(Extracted records):
▶

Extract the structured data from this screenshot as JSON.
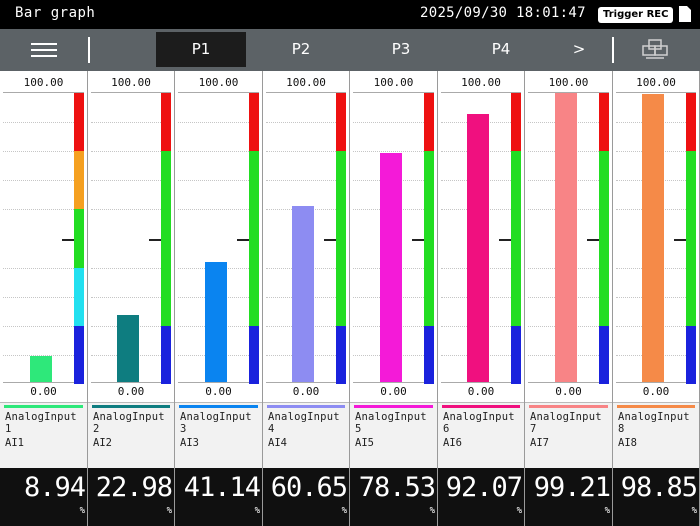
{
  "window": {
    "title": "Bar graph",
    "datetime": "2025/09/30 18:01:47",
    "trigger_label": "Trigger REC",
    "doc_icon": "document-icon"
  },
  "nav": {
    "menu_icon": "hamburger-menu-icon",
    "tabs": [
      {
        "label": "P1",
        "active": true
      },
      {
        "label": "P2",
        "active": false
      },
      {
        "label": "P3",
        "active": false
      },
      {
        "label": "P4",
        "active": false
      }
    ],
    "next_label": ">",
    "multi_window_icon": "multi-window-icon"
  },
  "channels": [
    {
      "max": "100.00",
      "min": "0.00",
      "name": "AnalogInput\n1",
      "tag": "AI1",
      "value": "8.94",
      "unit": "%",
      "level": 8.94,
      "color": "#2ee87a",
      "scale": "5band"
    },
    {
      "max": "100.00",
      "min": "0.00",
      "name": "AnalogInput\n2",
      "tag": "AI2",
      "value": "22.98",
      "unit": "%",
      "level": 22.98,
      "color": "#0e7d80",
      "scale": "3band"
    },
    {
      "max": "100.00",
      "min": "0.00",
      "name": "AnalogInput\n3",
      "tag": "AI3",
      "value": "41.14",
      "unit": "%",
      "level": 41.14,
      "color": "#0a84f0",
      "scale": "3band"
    },
    {
      "max": "100.00",
      "min": "0.00",
      "name": "AnalogInput\n4",
      "tag": "AI4",
      "value": "60.65",
      "unit": "%",
      "level": 60.65,
      "color": "#8d8cf2",
      "scale": "3band"
    },
    {
      "max": "100.00",
      "min": "0.00",
      "name": "AnalogInput\n5",
      "tag": "AI5",
      "value": "78.53",
      "unit": "%",
      "level": 78.53,
      "color": "#f41ad8",
      "scale": "3band"
    },
    {
      "max": "100.00",
      "min": "0.00",
      "name": "AnalogInput\n6",
      "tag": "AI6",
      "value": "92.07",
      "unit": "%",
      "level": 92.07,
      "color": "#f0107f",
      "scale": "3band"
    },
    {
      "max": "100.00",
      "min": "0.00",
      "name": "AnalogInput\n7",
      "tag": "AI7",
      "value": "99.21",
      "unit": "%",
      "level": 99.21,
      "color": "#f88486",
      "scale": "3band"
    },
    {
      "max": "100.00",
      "min": "0.00",
      "name": "AnalogInput\n8",
      "tag": "AI8",
      "value": "98.85",
      "unit": "%",
      "level": 98.85,
      "color": "#f58a48",
      "scale": "3band"
    }
  ],
  "scale_colors": {
    "red": "#ee1111",
    "orange": "#f5a020",
    "green": "#22dd22",
    "cyan": "#22e0f0",
    "blue": "#1a22dd"
  }
}
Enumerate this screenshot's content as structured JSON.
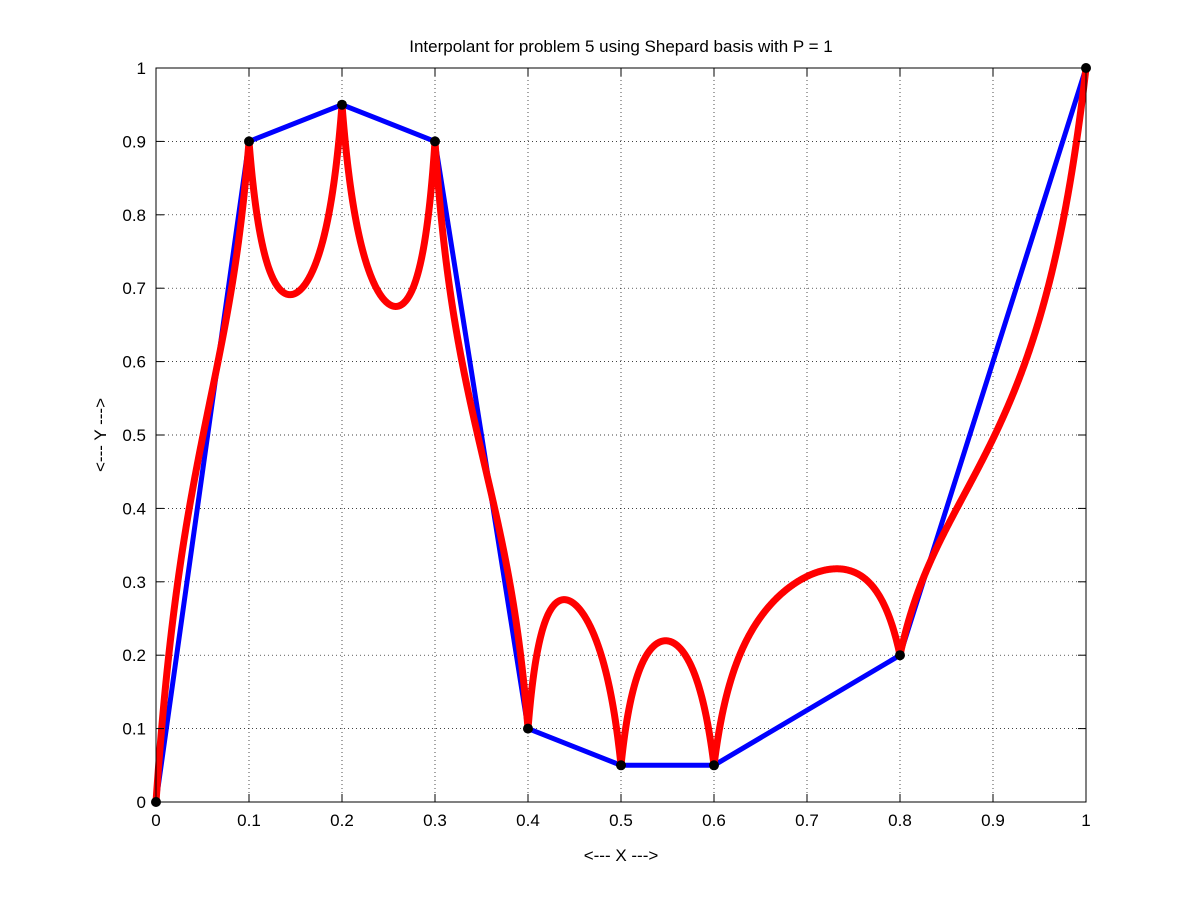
{
  "chart_data": {
    "type": "line",
    "title": "Interpolant for problem 5 using Shepard basis with P = 1",
    "xlabel": "<--- X --->",
    "ylabel": "<--- Y --->",
    "xlim": [
      0,
      1
    ],
    "ylim": [
      0,
      1
    ],
    "grid": true,
    "xticks": [
      "0",
      "0.1",
      "0.2",
      "0.3",
      "0.4",
      "0.5",
      "0.6",
      "0.7",
      "0.8",
      "0.9",
      "1"
    ],
    "yticks": [
      "0",
      "0.1",
      "0.2",
      "0.3",
      "0.4",
      "0.5",
      "0.6",
      "0.7",
      "0.8",
      "0.9",
      "1"
    ],
    "colors": {
      "data_line": "#0000ff",
      "interpolant": "#ff0000",
      "points": "#000000"
    },
    "points": {
      "x": [
        0,
        0.1,
        0.2,
        0.3,
        0.4,
        0.5,
        0.6,
        0.8,
        1
      ],
      "y": [
        0,
        0.9,
        0.95,
        0.9,
        0.1,
        0.05,
        0.05,
        0.2,
        1
      ]
    },
    "interpolant_power": 1
  }
}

◀

(Your task):
Gather each line in these records that contains the string "AnalogInput".

(Exercise response):
      "name": "AnalogInput\n1",
      "name": "AnalogInput\n2",
      "name": "AnalogInput\n3",
      "name": "AnalogInput\n4",
      "name": "AnalogInput\n5",
      "name": "AnalogInput\n6",
      "name": "AnalogInput\n7",
      "name": "AnalogInput\n8",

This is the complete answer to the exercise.